[Stored data entries]
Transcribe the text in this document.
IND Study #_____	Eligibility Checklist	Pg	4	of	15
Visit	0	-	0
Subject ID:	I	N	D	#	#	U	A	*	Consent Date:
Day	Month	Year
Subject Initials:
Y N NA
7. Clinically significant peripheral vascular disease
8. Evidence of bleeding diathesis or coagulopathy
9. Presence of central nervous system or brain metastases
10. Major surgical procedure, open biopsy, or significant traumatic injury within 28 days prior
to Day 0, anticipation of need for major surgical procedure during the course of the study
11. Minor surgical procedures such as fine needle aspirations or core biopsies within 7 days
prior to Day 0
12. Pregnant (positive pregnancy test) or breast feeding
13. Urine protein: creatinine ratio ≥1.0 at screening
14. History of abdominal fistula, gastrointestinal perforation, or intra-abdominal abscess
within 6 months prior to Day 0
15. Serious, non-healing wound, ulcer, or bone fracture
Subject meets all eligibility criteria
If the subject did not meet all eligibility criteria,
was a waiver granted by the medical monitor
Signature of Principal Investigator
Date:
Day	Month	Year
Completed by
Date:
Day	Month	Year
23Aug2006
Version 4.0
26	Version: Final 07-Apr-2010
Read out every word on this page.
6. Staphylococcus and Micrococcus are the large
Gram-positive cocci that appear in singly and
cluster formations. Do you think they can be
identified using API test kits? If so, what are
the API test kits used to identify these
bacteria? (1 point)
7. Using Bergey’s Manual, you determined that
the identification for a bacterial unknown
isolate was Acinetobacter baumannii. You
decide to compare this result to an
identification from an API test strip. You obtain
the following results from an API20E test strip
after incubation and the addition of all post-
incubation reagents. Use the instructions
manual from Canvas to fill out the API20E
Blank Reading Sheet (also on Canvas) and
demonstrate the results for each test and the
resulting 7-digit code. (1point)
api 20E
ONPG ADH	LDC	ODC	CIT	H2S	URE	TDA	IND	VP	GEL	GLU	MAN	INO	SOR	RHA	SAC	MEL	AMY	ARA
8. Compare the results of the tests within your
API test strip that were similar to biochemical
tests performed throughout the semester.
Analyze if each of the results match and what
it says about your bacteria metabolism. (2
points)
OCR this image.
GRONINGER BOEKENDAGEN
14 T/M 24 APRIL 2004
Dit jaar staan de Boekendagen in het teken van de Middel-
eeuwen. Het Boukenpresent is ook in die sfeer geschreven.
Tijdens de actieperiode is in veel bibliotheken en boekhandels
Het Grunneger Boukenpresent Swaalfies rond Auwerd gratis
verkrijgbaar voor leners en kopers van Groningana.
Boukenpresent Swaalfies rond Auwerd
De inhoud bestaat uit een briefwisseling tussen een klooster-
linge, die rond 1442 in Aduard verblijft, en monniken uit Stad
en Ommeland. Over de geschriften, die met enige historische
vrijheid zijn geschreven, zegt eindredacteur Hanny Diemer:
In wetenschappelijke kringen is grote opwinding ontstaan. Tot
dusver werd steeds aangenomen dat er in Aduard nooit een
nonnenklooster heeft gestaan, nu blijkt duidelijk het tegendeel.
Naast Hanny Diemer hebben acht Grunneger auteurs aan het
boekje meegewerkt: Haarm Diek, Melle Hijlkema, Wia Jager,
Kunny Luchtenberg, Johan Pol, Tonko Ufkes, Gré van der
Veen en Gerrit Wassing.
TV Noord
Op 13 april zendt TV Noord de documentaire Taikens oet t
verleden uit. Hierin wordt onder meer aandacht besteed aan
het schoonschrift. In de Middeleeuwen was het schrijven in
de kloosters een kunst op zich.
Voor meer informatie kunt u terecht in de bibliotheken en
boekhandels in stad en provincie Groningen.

§ PROBLEM REQUIREMENTS:
An exact copy of all the records above is needed.

§ ANSWER SECTION:
Transcribe the text in this document.
IND Study #_____	Eligibility Checklist	Pg	4	of	15
Visit	0	-	0
Subject ID:	I	N	D	#	#	U	A	*	Consent Date:
Day	Month	Year
Subject Initials:
Y N NA
7. Clinically significant peripheral vascular disease
8. Evidence of bleeding diathesis or coagulopathy
9. Presence of central nervous system or brain metastases
10. Major surgical procedure, open biopsy, or significant traumatic injury within 28 days prior
to Day 0, anticipation of need for major surgical procedure during the course of the study
11. Minor surgical procedures such as fine needle aspirations or core biopsies within 7 days
prior to Day 0
12. Pregnant (positive pregnancy test) or breast feeding
13. Urine protein: creatinine ratio ≥1.0 at screening
14. History of abdominal fistula, gastrointestinal perforation, or intra-abdominal abscess
within 6 months prior to Day 0
15. Serious, non-healing wound, ulcer, or bone fracture
Subject meets all eligibility criteria
If the subject did not meet all eligibility criteria,
was a waiver granted by the medical monitor
Signature of Principal Investigator
Date:
Day	Month	Year
Completed by
Date:
Day	Month	Year
23Aug2006
Version 4.0
26	Version: Final 07-Apr-2010
Read out every word on this page.
6. Staphylococcus and Micrococcus are the large
Gram-positive cocci that appear in singly and
cluster formations. Do you think they can be
identified using API test kits? If so, what are
the API test kits used to identify these
bacteria? (1 point)
7. Using Bergey’s Manual, you determined that
the identification for a bacterial unknown
isolate was Acinetobacter baumannii. You
decide to compare this result to an
identification from an API test strip. You obtain
the following results from an API20E test strip
after incubation and the addition of all post-
incubation reagents. Use the instructions
manual from Canvas to fill out the API20E
Blank Reading Sheet (also on Canvas) and
demonstrate the results for each test and the
resulting 7-digit code. (1point)
api 20E
ONPG ADH	LDC	ODC	CIT	H2S	URE	TDA	IND	VP	GEL	GLU	MAN	INO	SOR	RHA	SAC	MEL	AMY	ARA
8. Compare the results of the tests within your
API test strip that were similar to biochemical
tests performed throughout the semester.
Analyze if each of the results match and what
it says about your bacteria metabolism. (2
points)
OCR this image.
GRONINGER BOEKENDAGEN
14 T/M 24 APRIL 2004
Dit jaar staan de Boekendagen in het teken van de Middel-
eeuwen. Het Boukenpresent is ook in die sfeer geschreven.
Tijdens de actieperiode is in veel bibliotheken en boekhandels
Het Grunneger Boukenpresent Swaalfies rond Auwerd gratis
verkrijgbaar voor leners en kopers van Groningana.
Boukenpresent Swaalfies rond Auwerd
De inhoud bestaat uit een briefwisseling tussen een klooster-
linge, die rond 1442 in Aduard verblijft, en monniken uit Stad
en Ommeland. Over de geschriften, die met enige historische
vrijheid zijn geschreven, zegt eindredacteur Hanny Diemer:
In wetenschappelijke kringen is grote opwinding ontstaan. Tot
dusver werd steeds aangenomen dat er in Aduard nooit een
nonnenklooster heeft gestaan, nu blijkt duidelijk het tegendeel.
Naast Hanny Diemer hebben acht Grunneger auteurs aan het
boekje meegewerkt: Haarm Diek, Melle Hijlkema, Wia Jager,
Kunny Luchtenberg, Johan Pol, Tonko Ufkes, Gré van der
Veen en Gerrit Wassing.
TV Noord
Op 13 april zendt TV Noord de documentaire Taikens oet t
verleden uit. Hierin wordt onder meer aandacht besteed aan
het schoonschrift. In de Middeleeuwen was het schrijven in
de kloosters een kunst op zich.
Voor meer informatie kunt u terecht in de bibliotheken en
boekhandels in stad en provincie Groningen.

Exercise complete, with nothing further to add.